## start

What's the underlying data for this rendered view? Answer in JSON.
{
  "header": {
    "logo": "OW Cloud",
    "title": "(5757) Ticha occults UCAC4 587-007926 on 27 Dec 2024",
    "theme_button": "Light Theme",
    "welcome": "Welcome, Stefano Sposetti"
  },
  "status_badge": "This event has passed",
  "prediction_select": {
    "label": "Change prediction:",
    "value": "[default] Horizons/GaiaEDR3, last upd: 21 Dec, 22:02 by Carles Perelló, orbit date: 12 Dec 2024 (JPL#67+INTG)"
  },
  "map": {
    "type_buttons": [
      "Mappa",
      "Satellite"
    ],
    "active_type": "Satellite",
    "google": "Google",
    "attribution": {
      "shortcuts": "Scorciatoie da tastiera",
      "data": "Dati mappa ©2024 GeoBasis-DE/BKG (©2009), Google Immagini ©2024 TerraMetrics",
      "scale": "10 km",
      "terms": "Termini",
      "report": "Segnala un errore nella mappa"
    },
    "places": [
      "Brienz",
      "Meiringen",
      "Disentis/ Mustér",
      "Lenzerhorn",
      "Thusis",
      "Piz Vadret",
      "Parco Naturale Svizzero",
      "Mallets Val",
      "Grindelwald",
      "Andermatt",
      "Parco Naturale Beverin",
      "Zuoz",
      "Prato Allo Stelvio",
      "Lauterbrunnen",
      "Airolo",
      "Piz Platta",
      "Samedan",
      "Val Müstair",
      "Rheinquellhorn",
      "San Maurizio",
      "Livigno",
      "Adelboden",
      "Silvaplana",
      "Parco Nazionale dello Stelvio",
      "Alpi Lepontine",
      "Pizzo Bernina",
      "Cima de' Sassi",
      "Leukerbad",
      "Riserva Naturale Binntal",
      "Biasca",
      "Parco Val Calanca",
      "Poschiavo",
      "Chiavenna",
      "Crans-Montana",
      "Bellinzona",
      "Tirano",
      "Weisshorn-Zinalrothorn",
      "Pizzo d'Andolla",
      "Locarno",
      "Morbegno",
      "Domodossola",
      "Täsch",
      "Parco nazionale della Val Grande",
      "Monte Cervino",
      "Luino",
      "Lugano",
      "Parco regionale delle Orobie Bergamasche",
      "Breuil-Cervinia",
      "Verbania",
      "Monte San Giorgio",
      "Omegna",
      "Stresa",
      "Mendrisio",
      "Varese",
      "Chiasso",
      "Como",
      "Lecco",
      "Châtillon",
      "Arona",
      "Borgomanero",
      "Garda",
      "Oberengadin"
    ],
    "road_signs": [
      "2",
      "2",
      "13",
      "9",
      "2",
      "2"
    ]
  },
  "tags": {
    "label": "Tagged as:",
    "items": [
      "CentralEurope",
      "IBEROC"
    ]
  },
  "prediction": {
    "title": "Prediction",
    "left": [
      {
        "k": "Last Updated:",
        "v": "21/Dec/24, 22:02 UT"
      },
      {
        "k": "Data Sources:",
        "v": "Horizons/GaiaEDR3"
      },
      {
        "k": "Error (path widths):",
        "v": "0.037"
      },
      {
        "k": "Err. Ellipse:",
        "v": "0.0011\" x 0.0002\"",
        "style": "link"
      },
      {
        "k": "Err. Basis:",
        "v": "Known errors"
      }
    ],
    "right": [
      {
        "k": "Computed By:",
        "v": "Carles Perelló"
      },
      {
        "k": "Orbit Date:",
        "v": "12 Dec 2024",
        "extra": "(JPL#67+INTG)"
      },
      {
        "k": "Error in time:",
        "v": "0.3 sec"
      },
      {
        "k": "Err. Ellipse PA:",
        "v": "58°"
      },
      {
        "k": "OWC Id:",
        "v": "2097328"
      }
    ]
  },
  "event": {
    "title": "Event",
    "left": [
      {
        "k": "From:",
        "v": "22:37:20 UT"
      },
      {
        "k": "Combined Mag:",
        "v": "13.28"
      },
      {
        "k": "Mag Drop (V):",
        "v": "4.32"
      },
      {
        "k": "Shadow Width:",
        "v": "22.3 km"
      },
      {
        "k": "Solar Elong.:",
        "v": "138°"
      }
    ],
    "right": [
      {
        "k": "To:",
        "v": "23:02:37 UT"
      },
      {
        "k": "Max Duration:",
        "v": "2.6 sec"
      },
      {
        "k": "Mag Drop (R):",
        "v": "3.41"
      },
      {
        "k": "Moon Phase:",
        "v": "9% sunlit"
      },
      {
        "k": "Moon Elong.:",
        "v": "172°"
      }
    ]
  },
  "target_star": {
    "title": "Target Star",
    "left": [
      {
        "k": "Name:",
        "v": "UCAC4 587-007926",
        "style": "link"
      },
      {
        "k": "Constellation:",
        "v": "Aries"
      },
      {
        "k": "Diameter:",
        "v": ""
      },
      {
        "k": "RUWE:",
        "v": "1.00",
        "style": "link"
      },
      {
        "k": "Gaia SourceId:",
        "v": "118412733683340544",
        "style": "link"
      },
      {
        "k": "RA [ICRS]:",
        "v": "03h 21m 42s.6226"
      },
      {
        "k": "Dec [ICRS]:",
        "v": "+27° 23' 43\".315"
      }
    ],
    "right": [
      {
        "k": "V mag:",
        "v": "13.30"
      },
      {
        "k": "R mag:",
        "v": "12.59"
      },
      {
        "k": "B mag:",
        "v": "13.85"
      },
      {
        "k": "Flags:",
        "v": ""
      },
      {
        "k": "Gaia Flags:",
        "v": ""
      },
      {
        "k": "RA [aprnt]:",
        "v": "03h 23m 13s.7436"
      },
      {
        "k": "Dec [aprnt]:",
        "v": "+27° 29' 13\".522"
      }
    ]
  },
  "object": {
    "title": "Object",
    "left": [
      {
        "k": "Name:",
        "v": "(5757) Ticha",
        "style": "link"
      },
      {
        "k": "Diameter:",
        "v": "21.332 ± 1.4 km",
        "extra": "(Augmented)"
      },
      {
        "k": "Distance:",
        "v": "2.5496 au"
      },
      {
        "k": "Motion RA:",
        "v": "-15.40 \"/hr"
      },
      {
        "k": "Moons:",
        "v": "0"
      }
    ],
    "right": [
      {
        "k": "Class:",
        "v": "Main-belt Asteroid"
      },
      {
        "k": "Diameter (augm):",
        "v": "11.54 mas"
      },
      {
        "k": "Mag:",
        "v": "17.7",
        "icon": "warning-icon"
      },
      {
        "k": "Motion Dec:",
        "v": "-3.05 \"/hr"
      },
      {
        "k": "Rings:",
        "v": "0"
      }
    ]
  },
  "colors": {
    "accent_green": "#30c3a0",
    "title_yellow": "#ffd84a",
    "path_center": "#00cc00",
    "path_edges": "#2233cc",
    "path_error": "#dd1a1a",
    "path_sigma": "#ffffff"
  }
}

## end

EXERCISE DETAILS: Copy out every line of the material above that mentions the word "INTG".

REPLY:
    "value": "[default] Horizons/GaiaEDR3, last upd: 21 Dec, 22:02 by Carles Perelló, orbit date: 12 Dec 2024 (JPL#67+INTG)"
        "extra": "(JPL#67+INTG)"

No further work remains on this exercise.